- _Exercise description_: From the listing below, extract each line containing the string "title".

- _The data_:
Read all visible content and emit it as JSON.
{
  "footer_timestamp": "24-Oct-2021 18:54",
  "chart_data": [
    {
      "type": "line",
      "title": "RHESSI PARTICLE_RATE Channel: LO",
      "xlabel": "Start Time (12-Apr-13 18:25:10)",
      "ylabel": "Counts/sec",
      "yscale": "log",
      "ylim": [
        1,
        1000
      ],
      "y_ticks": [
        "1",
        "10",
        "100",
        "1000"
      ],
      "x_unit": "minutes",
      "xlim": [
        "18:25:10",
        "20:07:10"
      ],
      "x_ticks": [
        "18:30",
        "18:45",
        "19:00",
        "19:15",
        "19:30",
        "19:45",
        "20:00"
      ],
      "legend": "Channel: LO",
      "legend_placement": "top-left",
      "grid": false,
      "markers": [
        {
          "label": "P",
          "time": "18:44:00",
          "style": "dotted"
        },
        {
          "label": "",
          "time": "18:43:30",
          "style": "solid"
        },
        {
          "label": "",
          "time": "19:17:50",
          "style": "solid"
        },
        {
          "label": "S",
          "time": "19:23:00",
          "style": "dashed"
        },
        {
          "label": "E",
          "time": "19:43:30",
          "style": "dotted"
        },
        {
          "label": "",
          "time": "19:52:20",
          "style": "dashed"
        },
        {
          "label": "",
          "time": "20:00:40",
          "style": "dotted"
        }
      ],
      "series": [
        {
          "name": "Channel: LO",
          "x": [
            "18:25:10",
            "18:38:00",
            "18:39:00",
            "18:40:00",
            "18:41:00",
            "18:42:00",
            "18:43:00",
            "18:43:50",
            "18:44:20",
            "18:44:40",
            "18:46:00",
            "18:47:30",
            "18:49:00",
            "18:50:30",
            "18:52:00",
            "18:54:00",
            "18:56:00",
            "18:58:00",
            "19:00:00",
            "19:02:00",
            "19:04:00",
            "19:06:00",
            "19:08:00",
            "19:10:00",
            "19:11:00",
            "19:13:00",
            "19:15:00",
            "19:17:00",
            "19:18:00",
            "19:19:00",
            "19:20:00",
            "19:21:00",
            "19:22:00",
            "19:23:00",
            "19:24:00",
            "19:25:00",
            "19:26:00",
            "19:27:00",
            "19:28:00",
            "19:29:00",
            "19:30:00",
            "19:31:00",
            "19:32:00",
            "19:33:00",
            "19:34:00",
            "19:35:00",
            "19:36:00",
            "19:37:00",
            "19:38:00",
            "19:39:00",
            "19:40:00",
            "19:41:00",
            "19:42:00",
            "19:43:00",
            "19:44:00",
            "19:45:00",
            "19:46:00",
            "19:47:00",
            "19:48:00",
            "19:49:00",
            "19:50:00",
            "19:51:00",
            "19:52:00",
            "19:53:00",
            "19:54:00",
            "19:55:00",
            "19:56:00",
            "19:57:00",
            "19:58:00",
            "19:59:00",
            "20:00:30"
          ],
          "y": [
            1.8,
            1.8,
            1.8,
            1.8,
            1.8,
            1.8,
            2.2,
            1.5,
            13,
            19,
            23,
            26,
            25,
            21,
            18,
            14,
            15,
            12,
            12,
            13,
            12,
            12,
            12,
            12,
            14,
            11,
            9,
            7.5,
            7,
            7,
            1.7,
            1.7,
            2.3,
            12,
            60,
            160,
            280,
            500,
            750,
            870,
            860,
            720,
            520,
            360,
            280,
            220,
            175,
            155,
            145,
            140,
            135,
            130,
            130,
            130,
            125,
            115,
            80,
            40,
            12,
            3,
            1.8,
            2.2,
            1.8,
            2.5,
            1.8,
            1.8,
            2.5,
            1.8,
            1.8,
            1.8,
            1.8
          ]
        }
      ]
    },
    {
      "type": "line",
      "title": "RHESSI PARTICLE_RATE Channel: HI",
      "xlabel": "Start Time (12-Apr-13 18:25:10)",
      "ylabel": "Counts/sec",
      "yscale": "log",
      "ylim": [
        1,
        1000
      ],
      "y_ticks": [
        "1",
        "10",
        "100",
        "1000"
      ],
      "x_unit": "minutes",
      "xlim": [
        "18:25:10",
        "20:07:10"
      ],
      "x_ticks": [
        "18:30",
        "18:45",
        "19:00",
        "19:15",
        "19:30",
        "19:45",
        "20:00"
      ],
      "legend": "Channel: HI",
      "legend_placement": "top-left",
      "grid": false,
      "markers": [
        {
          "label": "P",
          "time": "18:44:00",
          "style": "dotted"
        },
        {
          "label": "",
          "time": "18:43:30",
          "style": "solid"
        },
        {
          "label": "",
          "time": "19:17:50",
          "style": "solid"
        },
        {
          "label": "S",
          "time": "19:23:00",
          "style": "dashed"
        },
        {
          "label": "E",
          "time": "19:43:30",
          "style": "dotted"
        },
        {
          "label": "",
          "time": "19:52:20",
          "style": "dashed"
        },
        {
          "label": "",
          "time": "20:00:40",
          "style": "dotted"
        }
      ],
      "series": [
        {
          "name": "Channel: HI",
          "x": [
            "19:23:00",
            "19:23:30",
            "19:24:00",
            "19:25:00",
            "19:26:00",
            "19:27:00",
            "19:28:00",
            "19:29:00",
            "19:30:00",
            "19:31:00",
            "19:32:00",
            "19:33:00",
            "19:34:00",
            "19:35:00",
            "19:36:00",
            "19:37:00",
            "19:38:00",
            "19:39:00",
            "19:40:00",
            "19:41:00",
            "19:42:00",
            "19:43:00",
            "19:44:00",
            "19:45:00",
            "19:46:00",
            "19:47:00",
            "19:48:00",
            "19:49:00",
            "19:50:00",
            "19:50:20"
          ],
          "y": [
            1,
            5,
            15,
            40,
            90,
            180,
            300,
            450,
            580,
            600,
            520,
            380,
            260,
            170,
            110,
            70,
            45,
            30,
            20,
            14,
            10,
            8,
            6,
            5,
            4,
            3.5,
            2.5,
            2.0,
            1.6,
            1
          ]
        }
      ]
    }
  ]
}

- _Correct output_:
      "title": "RHESSI PARTICLE_RATE Channel: LO",
      "title": "RHESSI PARTICLE_RATE Channel: HI",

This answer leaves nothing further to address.